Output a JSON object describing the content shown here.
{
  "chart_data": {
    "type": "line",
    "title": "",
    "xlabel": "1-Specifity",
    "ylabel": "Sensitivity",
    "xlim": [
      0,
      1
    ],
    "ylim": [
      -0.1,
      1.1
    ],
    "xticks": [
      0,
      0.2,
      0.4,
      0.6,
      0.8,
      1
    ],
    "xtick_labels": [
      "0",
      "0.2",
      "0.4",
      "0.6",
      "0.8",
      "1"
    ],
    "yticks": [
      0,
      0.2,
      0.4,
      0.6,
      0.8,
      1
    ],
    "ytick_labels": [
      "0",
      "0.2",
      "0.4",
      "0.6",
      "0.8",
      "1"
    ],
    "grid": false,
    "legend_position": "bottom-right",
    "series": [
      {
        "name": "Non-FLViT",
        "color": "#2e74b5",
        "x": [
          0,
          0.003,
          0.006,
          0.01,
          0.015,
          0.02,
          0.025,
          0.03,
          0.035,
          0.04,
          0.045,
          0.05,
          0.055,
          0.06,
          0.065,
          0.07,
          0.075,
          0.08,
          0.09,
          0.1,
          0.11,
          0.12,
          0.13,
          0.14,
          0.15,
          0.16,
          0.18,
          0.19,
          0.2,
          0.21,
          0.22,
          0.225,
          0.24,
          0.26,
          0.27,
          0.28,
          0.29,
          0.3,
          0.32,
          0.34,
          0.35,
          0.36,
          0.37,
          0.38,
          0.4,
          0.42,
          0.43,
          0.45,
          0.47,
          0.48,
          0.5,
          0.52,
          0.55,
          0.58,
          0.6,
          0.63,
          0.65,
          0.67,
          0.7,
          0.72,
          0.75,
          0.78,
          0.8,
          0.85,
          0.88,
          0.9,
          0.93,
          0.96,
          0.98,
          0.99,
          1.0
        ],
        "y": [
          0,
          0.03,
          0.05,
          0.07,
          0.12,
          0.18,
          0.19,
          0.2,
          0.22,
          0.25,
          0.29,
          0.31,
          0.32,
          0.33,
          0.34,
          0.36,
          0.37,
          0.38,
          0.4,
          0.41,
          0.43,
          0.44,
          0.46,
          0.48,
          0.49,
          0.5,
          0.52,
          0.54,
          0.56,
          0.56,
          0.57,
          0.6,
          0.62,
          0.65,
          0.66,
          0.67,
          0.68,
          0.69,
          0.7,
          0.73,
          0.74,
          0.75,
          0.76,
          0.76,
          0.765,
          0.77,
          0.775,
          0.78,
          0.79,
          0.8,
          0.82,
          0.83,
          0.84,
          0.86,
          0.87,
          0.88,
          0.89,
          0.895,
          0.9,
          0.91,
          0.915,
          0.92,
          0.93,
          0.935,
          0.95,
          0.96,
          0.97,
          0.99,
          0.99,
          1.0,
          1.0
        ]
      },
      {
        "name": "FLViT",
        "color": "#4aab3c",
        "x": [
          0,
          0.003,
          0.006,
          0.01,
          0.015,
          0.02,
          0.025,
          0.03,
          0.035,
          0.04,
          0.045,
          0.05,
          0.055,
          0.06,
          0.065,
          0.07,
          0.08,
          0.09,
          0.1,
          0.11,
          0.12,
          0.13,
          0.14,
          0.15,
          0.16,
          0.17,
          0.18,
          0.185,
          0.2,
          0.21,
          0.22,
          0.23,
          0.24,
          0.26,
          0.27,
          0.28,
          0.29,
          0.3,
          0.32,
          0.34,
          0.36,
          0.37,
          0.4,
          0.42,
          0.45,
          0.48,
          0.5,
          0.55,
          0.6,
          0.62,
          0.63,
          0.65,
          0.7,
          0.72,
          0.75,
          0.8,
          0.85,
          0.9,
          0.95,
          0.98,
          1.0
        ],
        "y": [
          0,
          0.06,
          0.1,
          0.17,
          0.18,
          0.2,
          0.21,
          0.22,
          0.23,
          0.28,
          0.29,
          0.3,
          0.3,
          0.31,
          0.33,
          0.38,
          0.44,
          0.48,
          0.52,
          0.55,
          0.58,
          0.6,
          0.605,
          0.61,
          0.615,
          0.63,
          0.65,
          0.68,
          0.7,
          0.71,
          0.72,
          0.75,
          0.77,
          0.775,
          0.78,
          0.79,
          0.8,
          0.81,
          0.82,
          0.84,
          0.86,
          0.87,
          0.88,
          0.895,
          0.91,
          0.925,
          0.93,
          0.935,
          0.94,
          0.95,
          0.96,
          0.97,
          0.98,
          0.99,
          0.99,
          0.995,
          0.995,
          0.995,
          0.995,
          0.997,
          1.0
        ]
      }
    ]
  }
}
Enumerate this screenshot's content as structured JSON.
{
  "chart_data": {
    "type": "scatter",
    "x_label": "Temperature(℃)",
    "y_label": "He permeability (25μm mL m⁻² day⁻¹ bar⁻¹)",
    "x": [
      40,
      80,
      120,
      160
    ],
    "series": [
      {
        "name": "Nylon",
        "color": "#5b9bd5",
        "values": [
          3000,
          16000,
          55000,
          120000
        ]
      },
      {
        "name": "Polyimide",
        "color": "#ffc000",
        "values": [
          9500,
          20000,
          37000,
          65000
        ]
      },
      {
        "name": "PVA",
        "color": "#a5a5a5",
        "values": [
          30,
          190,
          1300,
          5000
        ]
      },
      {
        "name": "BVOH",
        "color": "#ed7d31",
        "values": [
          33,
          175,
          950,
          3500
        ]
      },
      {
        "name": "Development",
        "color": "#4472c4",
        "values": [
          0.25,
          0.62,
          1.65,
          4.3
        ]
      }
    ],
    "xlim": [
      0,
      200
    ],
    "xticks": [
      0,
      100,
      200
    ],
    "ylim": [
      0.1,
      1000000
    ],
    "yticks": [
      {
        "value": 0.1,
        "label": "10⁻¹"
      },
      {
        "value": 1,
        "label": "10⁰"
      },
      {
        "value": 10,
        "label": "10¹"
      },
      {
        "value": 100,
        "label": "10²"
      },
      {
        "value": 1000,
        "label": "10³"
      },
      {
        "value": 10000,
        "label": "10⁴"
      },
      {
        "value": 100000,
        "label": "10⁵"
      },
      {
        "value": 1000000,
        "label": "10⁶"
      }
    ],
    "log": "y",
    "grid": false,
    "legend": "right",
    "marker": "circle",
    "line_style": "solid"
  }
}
______________________________
Every line of the data above should be reproduced word for word.

> **Correct result**
Output a JSON object describing the content shown here.
{
  "chart_data": {
    "type": "line",
    "title": "",
    "xlabel": "1-Specifity",
    "ylabel": "Sensitivity",
    "xlim": [
      0,
      1
    ],
    "ylim": [
      -0.1,
      1.1
    ],
    "xticks": [
      0,
      0.2,
      0.4,
      0.6,
      0.8,
      1
    ],
    "xtick_labels": [
      "0",
      "0.2",
      "0.4",
      "0.6",
      "0.8",
      "1"
    ],
    "yticks": [
      0,
      0.2,
      0.4,
      0.6,
      0.8,
      1
    ],
    "ytick_labels": [
      "0",
      "0.2",
      "0.4",
      "0.6",
      "0.8",
      "1"
    ],
    "grid": false,
    "legend_position": "bottom-right",
    "series": [
      {
        "name": "Non-FLViT",
        "color": "#2e74b5",
        "x": [
          0,
          0.003,
          0.006,
          0.01,
          0.015,
          0.02,
          0.025,
          0.03,
          0.035,
          0.04,
          0.045,
          0.05,
          0.055,
          0.06,
          0.065,
          0.07,
          0.075,
          0.08,
          0.09,
          0.1,
          0.11,
          0.12,
          0.13,
          0.14,
          0.15,
          0.16,
          0.18,
          0.19,
          0.2,
          0.21,
          0.22,
          0.225,
          0.24,
          0.26,
          0.27,
          0.28,
          0.29,
          0.3,
          0.32,
          0.34,
          0.35,
          0.36,
          0.37,
          0.38,
          0.4,
          0.42,
          0.43,
          0.45,
          0.47,
          0.48,
          0.5,
          0.52,
          0.55,
          0.58,
          0.6,
          0.63,
          0.65,
          0.67,
          0.7,
          0.72,
          0.75,
          0.78,
          0.8,
          0.85,
          0.88,
          0.9,
          0.93,
          0.96,
          0.98,
          0.99,
          1.0
        ],
        "y": [
          0,
          0.03,
          0.05,
          0.07,
          0.12,
          0.18,
          0.19,
          0.2,
          0.22,
          0.25,
          0.29,
          0.31,
          0.32,
          0.33,
          0.34,
          0.36,
          0.37,
          0.38,
          0.4,
          0.41,
          0.43,
          0.44,
          0.46,
          0.48,
          0.49,
          0.5,
          0.52,
          0.54,
          0.56,
          0.56,
          0.57,
          0.6,
          0.62,
          0.65,
          0.66,
          0.67,
          0.68,
          0.69,
          0.7,
          0.73,
          0.74,
          0.75,
          0.76,
          0.76,
          0.765,
          0.77,
          0.775,
          0.78,
          0.79,
          0.8,
          0.82,
          0.83,
          0.84,
          0.86,
          0.87,
          0.88,
          0.89,
          0.895,
          0.9,
          0.91,
          0.915,
          0.92,
          0.93,
          0.935,
          0.95,
          0.96,
          0.97,
          0.99,
          0.99,
          1.0,
          1.0
        ]
      },
      {
        "name": "FLViT",
        "color": "#4aab3c",
        "x": [
          0,
          0.003,
          0.006,
          0.01,
          0.015,
          0.02,
          0.025,
          0.03,
          0.035,
          0.04,
          0.045,
          0.05,
          0.055,
          0.06,
          0.065,
          0.07,
          0.08,
          0.09,
          0.1,
          0.11,
          0.12,
          0.13,
          0.14,
          0.15,
          0.16,
          0.17,
          0.18,
          0.185,
          0.2,
          0.21,
          0.22,
          0.23,
          0.24,
          0.26,
          0.27,
          0.28,
          0.29,
          0.3,
          0.32,
          0.34,
          0.36,
          0.37,
          0.4,
          0.42,
          0.45,
          0.48,
          0.5,
          0.55,
          0.6,
          0.62,
          0.63,
          0.65,
          0.7,
          0.72,
          0.75,
          0.8,
          0.85,
          0.9,
          0.95,
          0.98,
          1.0
        ],
        "y": [
          0,
          0.06,
          0.1,
          0.17,
          0.18,
          0.2,
          0.21,
          0.22,
          0.23,
          0.28,
          0.29,
          0.3,
          0.3,
          0.31,
          0.33,
          0.38,
          0.44,
          0.48,
          0.52,
          0.55,
          0.58,
          0.6,
          0.605,
          0.61,
          0.615,
          0.63,
          0.65,
          0.68,
          0.7,
          0.71,
          0.72,
          0.75,
          0.77,
          0.775,
          0.78,
          0.79,
          0.8,
          0.81,
          0.82,
          0.84,
          0.86,
          0.87,
          0.88,
          0.895,
          0.91,
          0.925,
          0.93,
          0.935,
          0.94,
          0.95,
          0.96,
          0.97,
          0.98,
          0.99,
          0.99,
          0.995,
          0.995,
          0.995,
          0.995,
          0.997,
          1.0
        ]
      }
    ]
  }
}
Enumerate this screenshot's content as structured JSON.
{
  "chart_data": {
    "type": "scatter",
    "x_label": "Temperature(℃)",
    "y_label": "He permeability (25μm mL m⁻² day⁻¹ bar⁻¹)",
    "x": [
      40,
      80,
      120,
      160
    ],
    "series": [
      {
        "name": "Nylon",
        "color": "#5b9bd5",
        "values": [
          3000,
          16000,
          55000,
          120000
        ]
      },
      {
        "name": "Polyimide",
        "color": "#ffc000",
        "values": [
          9500,
          20000,
          37000,
          65000
        ]
      },
      {
        "name": "PVA",
        "color": "#a5a5a5",
        "values": [
          30,
          190,
          1300,
          5000
        ]
      },
      {
        "name": "BVOH",
        "color": "#ed7d31",
        "values": [
          33,
          175,
          950,
          3500
        ]
      },
      {
        "name": "Development",
        "color": "#4472c4",
        "values": [
          0.25,
          0.62,
          1.65,
          4.3
        ]
      }
    ],
    "xlim": [
      0,
      200
    ],
    "xticks": [
      0,
      100,
      200
    ],
    "ylim": [
      0.1,
      1000000
    ],
    "yticks": [
      {
        "value": 0.1,
        "label": "10⁻¹"
      },
      {
        "value": 1,
        "label": "10⁰"
      },
      {
        "value": 10,
        "label": "10¹"
      },
      {
        "value": 100,
        "label": "10²"
      },
      {
        "value": 1000,
        "label": "10³"
      },
      {
        "value": 10000,
        "label": "10⁴"
      },
      {
        "value": 100000,
        "label": "10⁵"
      },
      {
        "value": 1000000,
        "label": "10⁶"
      }
    ],
    "log": "y",
    "grid": false,
    "legend": "right",
    "marker": "circle",
    "line_style": "solid"
  }
}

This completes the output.